• Listing:

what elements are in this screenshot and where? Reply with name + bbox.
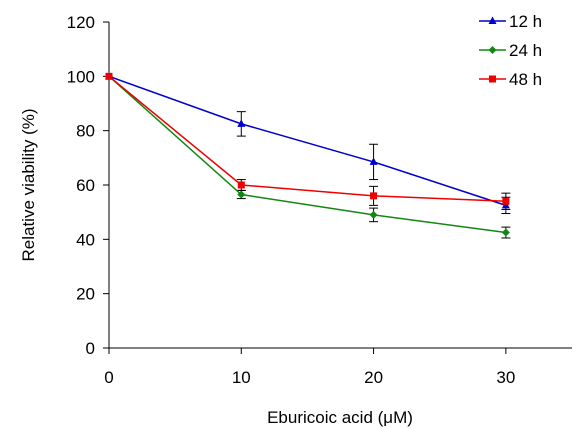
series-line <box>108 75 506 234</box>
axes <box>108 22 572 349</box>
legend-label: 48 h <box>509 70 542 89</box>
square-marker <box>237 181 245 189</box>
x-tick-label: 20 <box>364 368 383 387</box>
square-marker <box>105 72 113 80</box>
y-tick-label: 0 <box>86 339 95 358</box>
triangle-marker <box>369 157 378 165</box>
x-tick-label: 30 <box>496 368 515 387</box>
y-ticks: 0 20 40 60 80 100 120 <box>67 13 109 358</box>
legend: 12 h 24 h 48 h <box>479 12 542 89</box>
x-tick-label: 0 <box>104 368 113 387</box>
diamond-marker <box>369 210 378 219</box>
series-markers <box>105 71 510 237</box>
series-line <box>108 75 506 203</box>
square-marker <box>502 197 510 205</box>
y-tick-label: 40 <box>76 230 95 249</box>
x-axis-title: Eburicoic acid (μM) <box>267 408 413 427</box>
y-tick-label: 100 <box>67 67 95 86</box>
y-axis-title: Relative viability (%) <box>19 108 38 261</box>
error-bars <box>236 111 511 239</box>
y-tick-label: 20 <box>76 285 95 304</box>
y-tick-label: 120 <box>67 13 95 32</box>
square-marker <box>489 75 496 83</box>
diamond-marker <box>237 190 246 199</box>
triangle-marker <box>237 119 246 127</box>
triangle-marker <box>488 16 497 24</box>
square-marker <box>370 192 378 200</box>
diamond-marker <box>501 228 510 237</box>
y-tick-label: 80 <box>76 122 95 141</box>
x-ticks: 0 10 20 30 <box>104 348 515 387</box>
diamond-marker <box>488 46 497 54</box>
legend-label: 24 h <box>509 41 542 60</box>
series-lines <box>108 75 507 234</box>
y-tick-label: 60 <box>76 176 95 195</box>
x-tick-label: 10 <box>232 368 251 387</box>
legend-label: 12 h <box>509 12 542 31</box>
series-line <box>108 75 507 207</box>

...

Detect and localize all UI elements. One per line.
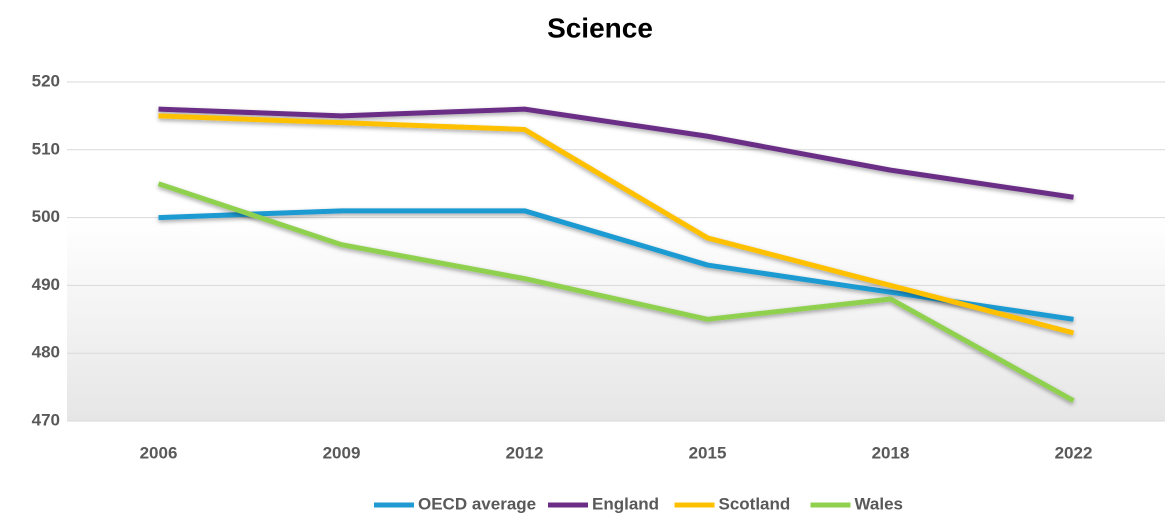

==

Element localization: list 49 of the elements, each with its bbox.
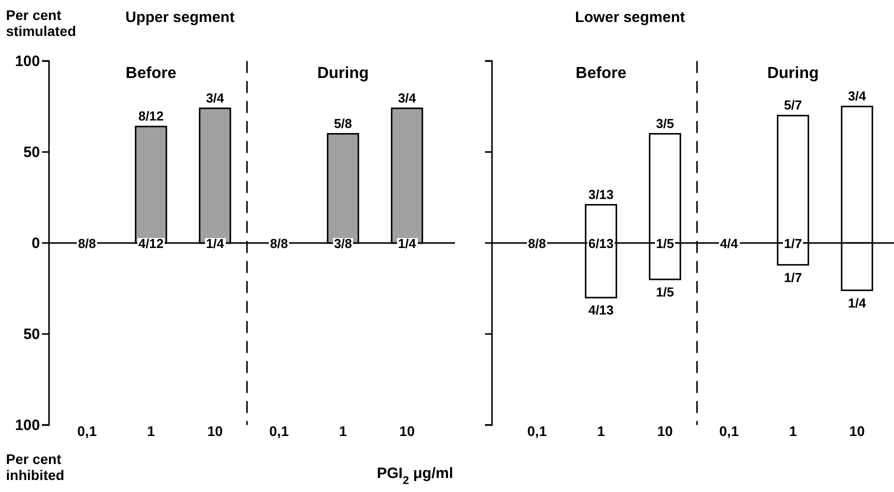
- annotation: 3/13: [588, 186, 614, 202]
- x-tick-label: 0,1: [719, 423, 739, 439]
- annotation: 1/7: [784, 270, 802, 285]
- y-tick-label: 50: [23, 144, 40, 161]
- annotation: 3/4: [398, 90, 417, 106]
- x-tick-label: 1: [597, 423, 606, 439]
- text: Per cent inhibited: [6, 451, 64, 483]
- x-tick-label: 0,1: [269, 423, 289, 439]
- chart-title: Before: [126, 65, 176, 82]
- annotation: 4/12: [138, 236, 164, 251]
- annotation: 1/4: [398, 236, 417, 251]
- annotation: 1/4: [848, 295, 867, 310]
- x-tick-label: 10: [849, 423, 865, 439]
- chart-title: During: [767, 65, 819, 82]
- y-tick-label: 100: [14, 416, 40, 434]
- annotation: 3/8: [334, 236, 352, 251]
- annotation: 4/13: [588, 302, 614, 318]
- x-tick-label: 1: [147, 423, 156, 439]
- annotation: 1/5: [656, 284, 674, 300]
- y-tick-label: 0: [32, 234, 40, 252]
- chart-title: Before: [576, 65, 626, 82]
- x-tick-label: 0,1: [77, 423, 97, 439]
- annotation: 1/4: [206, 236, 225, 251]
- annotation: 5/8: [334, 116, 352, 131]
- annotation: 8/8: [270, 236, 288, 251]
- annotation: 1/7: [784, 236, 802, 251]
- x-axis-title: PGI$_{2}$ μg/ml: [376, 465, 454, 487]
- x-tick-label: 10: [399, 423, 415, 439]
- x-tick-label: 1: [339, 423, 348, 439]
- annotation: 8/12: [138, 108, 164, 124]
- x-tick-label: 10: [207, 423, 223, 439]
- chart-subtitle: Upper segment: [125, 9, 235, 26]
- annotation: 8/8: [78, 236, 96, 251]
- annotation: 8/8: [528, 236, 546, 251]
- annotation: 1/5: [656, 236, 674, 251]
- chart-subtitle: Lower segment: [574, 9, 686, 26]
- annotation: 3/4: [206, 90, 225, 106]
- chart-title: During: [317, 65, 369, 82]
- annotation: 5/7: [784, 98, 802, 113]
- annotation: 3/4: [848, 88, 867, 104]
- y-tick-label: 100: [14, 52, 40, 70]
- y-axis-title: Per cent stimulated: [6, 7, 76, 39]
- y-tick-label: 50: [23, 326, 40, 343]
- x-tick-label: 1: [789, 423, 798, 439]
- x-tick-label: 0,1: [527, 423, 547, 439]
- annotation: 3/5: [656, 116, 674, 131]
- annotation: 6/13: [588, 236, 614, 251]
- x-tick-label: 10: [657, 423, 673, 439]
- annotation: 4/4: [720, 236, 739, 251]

• To be done:
Give the material from the line containing "Element localization: list" through the line containing "- x-tick-label: 1: [147, 423, 156, 439]", both included, as a numbered list that skips blank lines and leaves out the pictures.

• Response below:
1. Element localization: list 49 of the elements, each with its bbox.
2. - annotation: 3/13: [588, 186, 614, 202]
3. - x-tick-label: 0,1: [719, 423, 739, 439]
4. - annotation: 1/7: [784, 270, 802, 285]
5. - y-tick-label: 50: [23, 144, 40, 161]
6. - annotation: 3/4: [398, 90, 417, 106]
7. - x-tick-label: 1: [597, 423, 606, 439]
8. - text: Per cent inhibited: [6, 451, 64, 483]
9. - x-tick-label: 0,1: [269, 423, 289, 439]
10. - chart-title: Before: [126, 65, 176, 82]
11. - annotation: 4/12: [138, 236, 164, 251]
12. - annotation: 1/4: [398, 236, 417, 251]
13. - annotation: 1/4: [848, 295, 867, 310]
14. - x-tick-label: 10: [849, 423, 865, 439]
15. - chart-title: During: [767, 65, 819, 82]
16. - y-tick-label: 100: [14, 416, 40, 434]
17. - annotation: 3/8: [334, 236, 352, 251]
18. - annotation: 4/13: [588, 302, 614, 318]
19. - x-tick-label: 1: [147, 423, 156, 439]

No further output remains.